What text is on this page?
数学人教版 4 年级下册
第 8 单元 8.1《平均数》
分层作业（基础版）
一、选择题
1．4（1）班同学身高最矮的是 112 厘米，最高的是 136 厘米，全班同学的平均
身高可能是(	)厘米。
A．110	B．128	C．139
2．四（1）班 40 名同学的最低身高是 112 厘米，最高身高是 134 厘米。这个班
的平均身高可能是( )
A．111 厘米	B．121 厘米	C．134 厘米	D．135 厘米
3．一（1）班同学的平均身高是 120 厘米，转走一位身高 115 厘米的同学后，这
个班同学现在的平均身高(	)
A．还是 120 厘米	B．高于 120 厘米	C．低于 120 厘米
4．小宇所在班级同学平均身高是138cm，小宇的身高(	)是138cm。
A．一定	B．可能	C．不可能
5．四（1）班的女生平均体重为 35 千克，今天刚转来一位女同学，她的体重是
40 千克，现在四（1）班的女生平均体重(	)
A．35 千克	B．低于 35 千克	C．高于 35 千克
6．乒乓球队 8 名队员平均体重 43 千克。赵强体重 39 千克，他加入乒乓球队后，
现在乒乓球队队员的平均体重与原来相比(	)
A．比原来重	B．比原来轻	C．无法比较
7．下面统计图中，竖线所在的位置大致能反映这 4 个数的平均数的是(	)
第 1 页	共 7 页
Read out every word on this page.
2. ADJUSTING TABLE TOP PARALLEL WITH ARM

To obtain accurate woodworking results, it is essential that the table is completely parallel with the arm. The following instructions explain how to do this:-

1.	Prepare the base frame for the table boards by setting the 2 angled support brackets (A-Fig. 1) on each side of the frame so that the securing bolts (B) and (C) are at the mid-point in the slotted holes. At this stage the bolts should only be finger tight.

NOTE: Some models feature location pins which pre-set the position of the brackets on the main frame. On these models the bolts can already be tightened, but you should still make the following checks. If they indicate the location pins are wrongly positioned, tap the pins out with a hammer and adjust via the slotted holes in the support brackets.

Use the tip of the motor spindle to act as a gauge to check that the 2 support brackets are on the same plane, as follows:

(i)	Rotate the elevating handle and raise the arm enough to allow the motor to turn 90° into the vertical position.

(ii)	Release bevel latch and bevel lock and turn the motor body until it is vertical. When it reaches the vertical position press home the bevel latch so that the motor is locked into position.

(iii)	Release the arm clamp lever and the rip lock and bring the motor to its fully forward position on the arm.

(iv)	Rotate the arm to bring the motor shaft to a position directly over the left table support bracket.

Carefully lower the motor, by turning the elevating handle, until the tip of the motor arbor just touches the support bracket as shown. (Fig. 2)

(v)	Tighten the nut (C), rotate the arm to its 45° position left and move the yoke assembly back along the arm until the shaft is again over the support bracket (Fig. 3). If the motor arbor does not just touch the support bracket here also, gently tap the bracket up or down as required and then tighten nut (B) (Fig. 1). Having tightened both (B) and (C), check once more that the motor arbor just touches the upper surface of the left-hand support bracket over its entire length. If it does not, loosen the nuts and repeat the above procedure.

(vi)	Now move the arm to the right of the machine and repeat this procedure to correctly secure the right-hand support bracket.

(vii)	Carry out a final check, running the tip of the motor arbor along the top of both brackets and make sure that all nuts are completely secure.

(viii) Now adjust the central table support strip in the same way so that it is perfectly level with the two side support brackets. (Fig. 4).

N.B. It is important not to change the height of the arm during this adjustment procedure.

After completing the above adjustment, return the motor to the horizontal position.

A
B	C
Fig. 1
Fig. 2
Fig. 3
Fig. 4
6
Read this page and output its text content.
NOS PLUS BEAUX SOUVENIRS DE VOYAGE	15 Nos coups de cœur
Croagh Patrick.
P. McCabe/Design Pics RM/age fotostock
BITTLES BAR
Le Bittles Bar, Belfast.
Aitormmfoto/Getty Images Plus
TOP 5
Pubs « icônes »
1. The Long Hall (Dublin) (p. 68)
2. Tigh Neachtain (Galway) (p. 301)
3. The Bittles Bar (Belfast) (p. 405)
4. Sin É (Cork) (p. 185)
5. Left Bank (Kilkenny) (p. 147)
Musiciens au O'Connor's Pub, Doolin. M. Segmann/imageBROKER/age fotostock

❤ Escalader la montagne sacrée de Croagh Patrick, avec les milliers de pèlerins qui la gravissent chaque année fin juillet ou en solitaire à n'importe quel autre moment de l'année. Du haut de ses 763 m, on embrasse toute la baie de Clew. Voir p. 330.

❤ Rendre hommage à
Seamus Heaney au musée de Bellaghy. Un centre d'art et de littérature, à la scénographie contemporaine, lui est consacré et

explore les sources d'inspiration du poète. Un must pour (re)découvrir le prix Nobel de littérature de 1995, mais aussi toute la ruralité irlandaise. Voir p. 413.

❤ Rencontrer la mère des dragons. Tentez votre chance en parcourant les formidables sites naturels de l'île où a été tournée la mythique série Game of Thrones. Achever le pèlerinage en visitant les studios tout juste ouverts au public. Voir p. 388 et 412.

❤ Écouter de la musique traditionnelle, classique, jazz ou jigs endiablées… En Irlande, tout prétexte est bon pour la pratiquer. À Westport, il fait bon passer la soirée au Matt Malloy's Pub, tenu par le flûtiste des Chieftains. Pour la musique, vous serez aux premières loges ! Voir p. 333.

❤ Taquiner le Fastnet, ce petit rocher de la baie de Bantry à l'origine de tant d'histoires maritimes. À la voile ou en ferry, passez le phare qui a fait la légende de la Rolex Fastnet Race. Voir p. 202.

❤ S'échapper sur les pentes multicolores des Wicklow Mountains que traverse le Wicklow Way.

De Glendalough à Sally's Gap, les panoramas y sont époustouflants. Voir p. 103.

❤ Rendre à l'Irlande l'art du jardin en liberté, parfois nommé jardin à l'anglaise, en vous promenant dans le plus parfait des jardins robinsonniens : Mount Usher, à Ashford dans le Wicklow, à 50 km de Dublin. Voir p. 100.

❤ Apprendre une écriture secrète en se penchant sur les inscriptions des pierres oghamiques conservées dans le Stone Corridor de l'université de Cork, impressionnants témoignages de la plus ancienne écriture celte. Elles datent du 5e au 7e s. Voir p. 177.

#### Exercise instructions
Exactly as written, please output every entry.

#### Full response
What text is on this page?
数学人教版 4 年级下册
第 8 单元 8.1《平均数》
分层作业（基础版）
一、选择题
1．4（1）班同学身高最矮的是 112 厘米，最高的是 136 厘米，全班同学的平均
身高可能是(	)厘米。
A．110	B．128	C．139
2．四（1）班 40 名同学的最低身高是 112 厘米，最高身高是 134 厘米。这个班
的平均身高可能是( )
A．111 厘米	B．121 厘米	C．134 厘米	D．135 厘米
3．一（1）班同学的平均身高是 120 厘米，转走一位身高 115 厘米的同学后，这
个班同学现在的平均身高(	)
A．还是 120 厘米	B．高于 120 厘米	C．低于 120 厘米
4．小宇所在班级同学平均身高是138cm，小宇的身高(	)是138cm。
A．一定	B．可能	C．不可能
5．四（1）班的女生平均体重为 35 千克，今天刚转来一位女同学，她的体重是
40 千克，现在四（1）班的女生平均体重(	)
A．35 千克	B．低于 35 千克	C．高于 35 千克
6．乒乓球队 8 名队员平均体重 43 千克。赵强体重 39 千克，他加入乒乓球队后，
现在乒乓球队队员的平均体重与原来相比(	)
A．比原来重	B．比原来轻	C．无法比较
7．下面统计图中，竖线所在的位置大致能反映这 4 个数的平均数的是(	)
第 1 页	共 7 页
Read out every word on this page.
2. ADJUSTING TABLE TOP PARALLEL WITH ARM

To obtain accurate woodworking results, it is essential that the table is completely parallel with the arm. The following instructions explain how to do this:-

1.	Prepare the base frame for the table boards by setting the 2 angled support brackets (A-Fig. 1) on each side of the frame so that the securing bolts (B) and (C) are at the mid-point in the slotted holes. At this stage the bolts should only be finger tight.

NOTE: Some models feature location pins which pre-set the position of the brackets on the main frame. On these models the bolts can already be tightened, but you should still make the following checks. If they indicate the location pins are wrongly positioned, tap the pins out with a hammer and adjust via the slotted holes in the support brackets.

Use the tip of the motor spindle to act as a gauge to check that the 2 support brackets are on the same plane, as follows:

(i)	Rotate the elevating handle and raise the arm enough to allow the motor to turn 90° into the vertical position.

(ii)	Release bevel latch and bevel lock and turn the motor body until it is vertical. When it reaches the vertical position press home the bevel latch so that the motor is locked into position.

(iii)	Release the arm clamp lever and the rip lock and bring the motor to its fully forward position on the arm.

(iv)	Rotate the arm to bring the motor shaft to a position directly over the left table support bracket.

Carefully lower the motor, by turning the elevating handle, until the tip of the motor arbor just touches the support bracket as shown. (Fig. 2)

(v)	Tighten the nut (C), rotate the arm to its 45° position left and move the yoke assembly back along the arm until the shaft is again over the support bracket (Fig. 3). If the motor arbor does not just touch the support bracket here also, gently tap the bracket up or down as required and then tighten nut (B) (Fig. 1). Having tightened both (B) and (C), check once more that the motor arbor just touches the upper surface of the left-hand support bracket over its entire length. If it does not, loosen the nuts and repeat the above procedure.

(vi)	Now move the arm to the right of the machine and repeat this procedure to correctly secure the right-hand support bracket.

(vii)	Carry out a final check, running the tip of the motor arbor along the top of both brackets and make sure that all nuts are completely secure.

(viii) Now adjust the central table support strip in the same way so that it is perfectly level with the two side support brackets. (Fig. 4).

N.B. It is important not to change the height of the arm during this adjustment procedure.

After completing the above adjustment, return the motor to the horizontal position.

A
B	C
Fig. 1
Fig. 2
Fig. 3
Fig. 4
6
Read this page and output its text content.
NOS PLUS BEAUX SOUVENIRS DE VOYAGE	15 Nos coups de cœur
Croagh Patrick.
P. McCabe/Design Pics RM/age fotostock
BITTLES BAR
Le Bittles Bar, Belfast.
Aitormmfoto/Getty Images Plus
TOP 5
Pubs « icônes »
1. The Long Hall (Dublin) (p. 68)
2. Tigh Neachtain (Galway) (p. 301)
3. The Bittles Bar (Belfast) (p. 405)
4. Sin É (Cork) (p. 185)
5. Left Bank (Kilkenny) (p. 147)
Musiciens au O'Connor's Pub, Doolin. M. Segmann/imageBROKER/age fotostock

❤ Escalader la montagne sacrée de Croagh Patrick, avec les milliers de pèlerins qui la gravissent chaque année fin juillet ou en solitaire à n'importe quel autre moment de l'année. Du haut de ses 763 m, on embrasse toute la baie de Clew. Voir p. 330.

❤ Rendre hommage à
Seamus Heaney au musée de Bellaghy. Un centre d'art et de littérature, à la scénographie contemporaine, lui est consacré et

explore les sources d'inspiration du poète. Un must pour (re)découvrir le prix Nobel de littérature de 1995, mais aussi toute la ruralité irlandaise. Voir p. 413.

❤ Rencontrer la mère des dragons. Tentez votre chance en parcourant les formidables sites naturels de l'île où a été tournée la mythique série Game of Thrones. Achever le pèlerinage en visitant les studios tout juste ouverts au public. Voir p. 388 et 412.

❤ Écouter de la musique traditionnelle, classique, jazz ou jigs endiablées… En Irlande, tout prétexte est bon pour la pratiquer. À Westport, il fait bon passer la soirée au Matt Malloy's Pub, tenu par le flûtiste des Chieftains. Pour la musique, vous serez aux premières loges ! Voir p. 333.

❤ Taquiner le Fastnet, ce petit rocher de la baie de Bantry à l'origine de tant d'histoires maritimes. À la voile ou en ferry, passez le phare qui a fait la légende de la Rolex Fastnet Race. Voir p. 202.

❤ S'échapper sur les pentes multicolores des Wicklow Mountains que traverse le Wicklow Way.

De Glendalough à Sally's Gap, les panoramas y sont époustouflants. Voir p. 103.

❤ Rendre à l'Irlande l'art du jardin en liberté, parfois nommé jardin à l'anglaise, en vous promenant dans le plus parfait des jardins robinsonniens : Mount Usher, à Ashford dans le Wicklow, à 50 km de Dublin. Voir p. 100.

❤ Apprendre une écriture secrète en se penchant sur les inscriptions des pierres oghamiques conservées dans le Stone Corridor de l'université de Cork, impressionnants témoignages de la plus ancienne écriture celte. Elles datent du 5e au 7e s. Voir p. 177.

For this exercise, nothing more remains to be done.